■ **What to do**
Copy out the records below line for line, changing nothing, and omit the pictures from your copy.

■ **Material**
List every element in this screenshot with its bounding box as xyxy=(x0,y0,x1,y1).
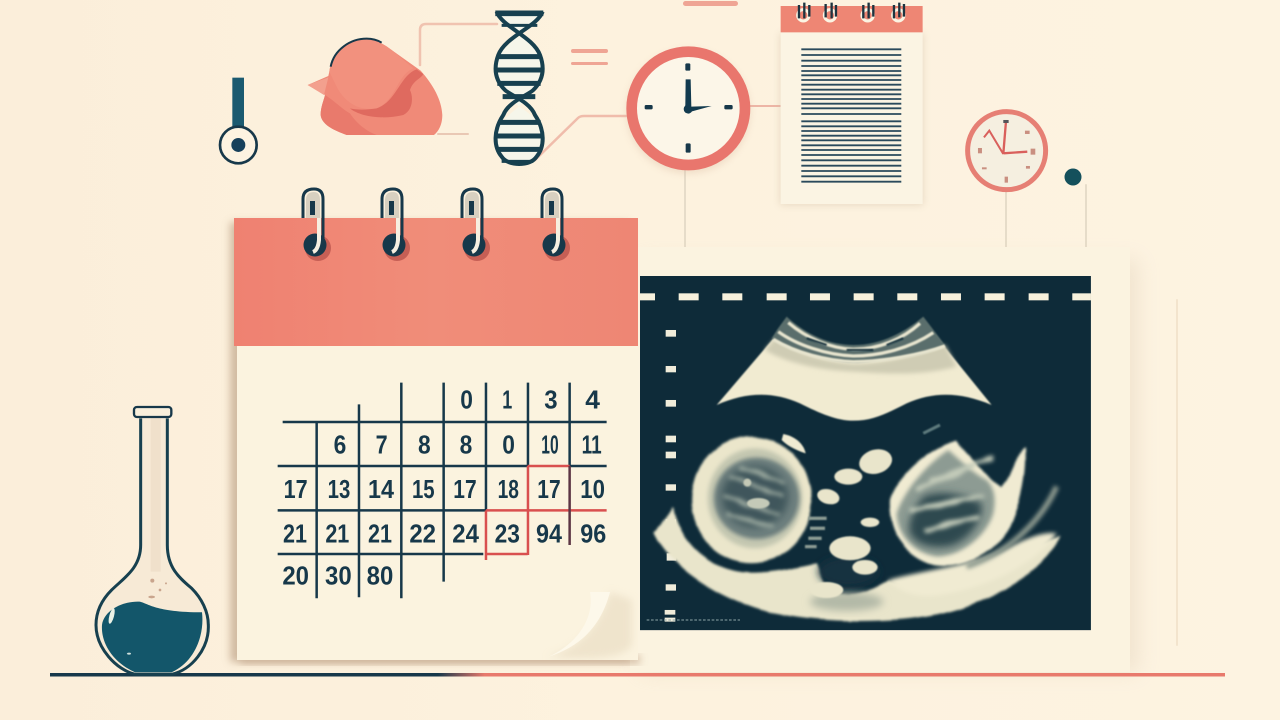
row 4 dates: 22 xyxy=(409,518,436,548)
ring 3 xyxy=(462,189,490,261)
row 3 dates: 17 xyxy=(453,474,477,504)
row 4 dates: 21 xyxy=(368,518,392,548)
row 1 dates: 0 xyxy=(460,385,473,415)
row 2 dates: 10 xyxy=(541,429,559,459)
ultrasound: left head xyxy=(692,434,827,563)
row 3 dates: 13 xyxy=(328,474,350,504)
ring 1 xyxy=(303,189,331,261)
panel: ultrasound frame xyxy=(630,247,1138,672)
row 5 dates: 80 xyxy=(367,561,393,591)
row 3 dates xyxy=(284,474,605,504)
calendar page curl xyxy=(547,592,632,659)
ultrasound: lower crescent xyxy=(653,507,1060,621)
row 5 dates: 30 xyxy=(325,561,352,591)
notepad rings xyxy=(798,3,904,21)
row 4 dates: 24 xyxy=(452,518,479,548)
row 1 dates: 3 xyxy=(544,385,558,415)
baseline xyxy=(50,673,1225,676)
decorative dashes xyxy=(571,1,738,65)
notepad header xyxy=(781,6,923,32)
ultrasound: right head xyxy=(890,425,1025,566)
icon: teal dot xyxy=(1064,168,1082,186)
row 5 dates xyxy=(282,561,393,591)
row 4 dates: 21 xyxy=(325,518,349,548)
row 1 dates: 4 xyxy=(585,385,601,415)
panel: ultrasound image xyxy=(635,276,1092,630)
row 3 dates: 17 xyxy=(537,474,561,504)
row 2 dates: 7 xyxy=(376,429,388,459)
ultrasound scale: left ticks xyxy=(665,330,676,622)
row 4 dates: 21 xyxy=(283,518,307,548)
calendar bottom shadow xyxy=(240,655,640,664)
calendar rings xyxy=(303,189,570,261)
icon: organ xyxy=(308,39,442,135)
grid lines xyxy=(278,383,607,598)
row 2 dates: 8 xyxy=(418,429,431,459)
row 2 dates: 11 xyxy=(582,429,602,459)
row 3 dates: 18 xyxy=(498,474,519,504)
icon: DNA helix xyxy=(495,12,544,164)
row 4 dates xyxy=(283,518,606,548)
icon: flask xyxy=(96,407,208,674)
calendar header xyxy=(234,218,638,346)
calendar page xyxy=(237,346,638,660)
row 4 dates: 96 xyxy=(580,518,606,548)
notepad text lines xyxy=(801,49,901,182)
row 1 dates xyxy=(460,385,601,415)
row 2 dates: 8 xyxy=(460,429,472,459)
ring 2 xyxy=(382,189,410,261)
row 2 dates xyxy=(334,429,602,459)
ultrasound: central dark gap xyxy=(818,557,878,587)
row 2 dates: 0 xyxy=(502,429,515,459)
row 2 dates: 6 xyxy=(334,429,346,459)
row 3 dates: 14 xyxy=(368,474,394,504)
ultrasound: central bright spots xyxy=(810,446,895,598)
icon: stethoscope xyxy=(220,78,257,163)
ultrasound scale: top dashes xyxy=(635,293,1092,300)
connector lines xyxy=(420,24,1177,645)
row 3 dates: 15 xyxy=(412,474,435,504)
calendar shadow xyxy=(230,222,630,662)
panel: calendar xyxy=(234,189,640,664)
ultrasound: upper wedge xyxy=(717,317,992,421)
row 3 dates: 10 xyxy=(580,474,605,504)
row 3 dates: 17 xyxy=(284,474,308,504)
row 1 dates: 1 xyxy=(502,385,512,415)
row 4 dates: 94 xyxy=(536,518,562,548)
calendar grid and dates xyxy=(278,383,607,598)
icon: large clock xyxy=(627,50,750,173)
icon: small clock xyxy=(968,112,1046,190)
ring 4 xyxy=(542,189,570,261)
icon: notepad xyxy=(780,3,923,205)
row 4 dates: 23 xyxy=(495,518,520,548)
row 5 dates: 20 xyxy=(282,561,309,591)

■ **Exercise response**
List every element in this screenshot with its bounding box as xyxy=(x0,y0,x1,y1).
row 4 dates: 22 xyxy=(409,518,436,548)
ring 3 xyxy=(462,189,490,261)
row 3 dates: 17 xyxy=(453,474,477,504)
row 4 dates: 21 xyxy=(368,518,392,548)
row 1 dates: 0 xyxy=(460,385,473,415)
row 2 dates: 10 xyxy=(541,429,559,459)
ultrasound: left head xyxy=(692,434,827,563)
row 3 dates: 13 xyxy=(328,474,350,504)
ring 1 xyxy=(303,189,331,261)
panel: ultrasound frame xyxy=(630,247,1138,672)
row 5 dates: 80 xyxy=(367,561,393,591)
row 3 dates xyxy=(284,474,605,504)
calendar page curl xyxy=(547,592,632,659)
ultrasound: lower crescent xyxy=(653,507,1060,621)
row 5 dates: 30 xyxy=(325,561,352,591)
notepad rings xyxy=(798,3,904,21)
row 4 dates: 24 xyxy=(452,518,479,548)
row 1 dates: 3 xyxy=(544,385,558,415)
baseline xyxy=(50,673,1225,676)
decorative dashes xyxy=(571,1,738,65)
notepad header xyxy=(781,6,923,32)
ultrasound: right head xyxy=(890,425,1025,566)
icon: teal dot xyxy=(1064,168,1082,186)
row 5 dates xyxy=(282,561,393,591)
row 4 dates: 21 xyxy=(325,518,349,548)
row 1 dates: 4 xyxy=(585,385,601,415)
panel: ultrasound image xyxy=(635,276,1092,630)
row 3 dates: 17 xyxy=(537,474,561,504)
row 2 dates: 7 xyxy=(376,429,388,459)
ultrasound scale: left ticks xyxy=(665,330,676,622)
row 4 dates: 21 xyxy=(283,518,307,548)
calendar bottom shadow xyxy=(240,655,640,664)
calendar rings xyxy=(303,189,570,261)
icon: organ xyxy=(308,39,442,135)
grid lines xyxy=(278,383,607,598)
row 2 dates: 8 xyxy=(418,429,431,459)
row 2 dates: 11 xyxy=(582,429,602,459)
row 3 dates: 18 xyxy=(498,474,519,504)
icon: DNA helix xyxy=(495,12,544,164)
row 4 dates xyxy=(283,518,606,548)
icon: flask xyxy=(96,407,208,674)
calendar header xyxy=(234,218,638,346)
calendar page xyxy=(237,346,638,660)
row 4 dates: 96 xyxy=(580,518,606,548)
notepad text lines xyxy=(801,49,901,182)
row 1 dates xyxy=(460,385,601,415)
row 2 dates: 8 xyxy=(460,429,472,459)
ring 2 xyxy=(382,189,410,261)
row 2 dates xyxy=(334,429,602,459)
ultrasound: central dark gap xyxy=(818,557,878,587)
row 2 dates: 0 xyxy=(502,429,515,459)
row 2 dates: 6 xyxy=(334,429,346,459)
row 3 dates: 14 xyxy=(368,474,394,504)
ultrasound: central bright spots xyxy=(810,446,895,598)
icon: stethoscope xyxy=(220,78,257,163)
ultrasound scale: top dashes xyxy=(635,293,1092,300)
connector lines xyxy=(420,24,1177,645)
row 3 dates: 15 xyxy=(412,474,435,504)
calendar shadow xyxy=(230,222,630,662)
panel: calendar xyxy=(234,189,640,664)
ultrasound: upper wedge xyxy=(717,317,992,421)
row 3 dates: 10 xyxy=(580,474,605,504)
row 3 dates: 17 xyxy=(284,474,308,504)
row 1 dates: 1 xyxy=(502,385,512,415)
row 4 dates: 94 xyxy=(536,518,562,548)
calendar grid and dates xyxy=(278,383,607,598)
icon: large clock xyxy=(627,50,750,173)
icon: small clock xyxy=(968,112,1046,190)
ring 4 xyxy=(542,189,570,261)
icon: notepad xyxy=(780,3,923,205)
row 4 dates: 23 xyxy=(495,518,520,548)
row 5 dates: 20 xyxy=(282,561,309,591)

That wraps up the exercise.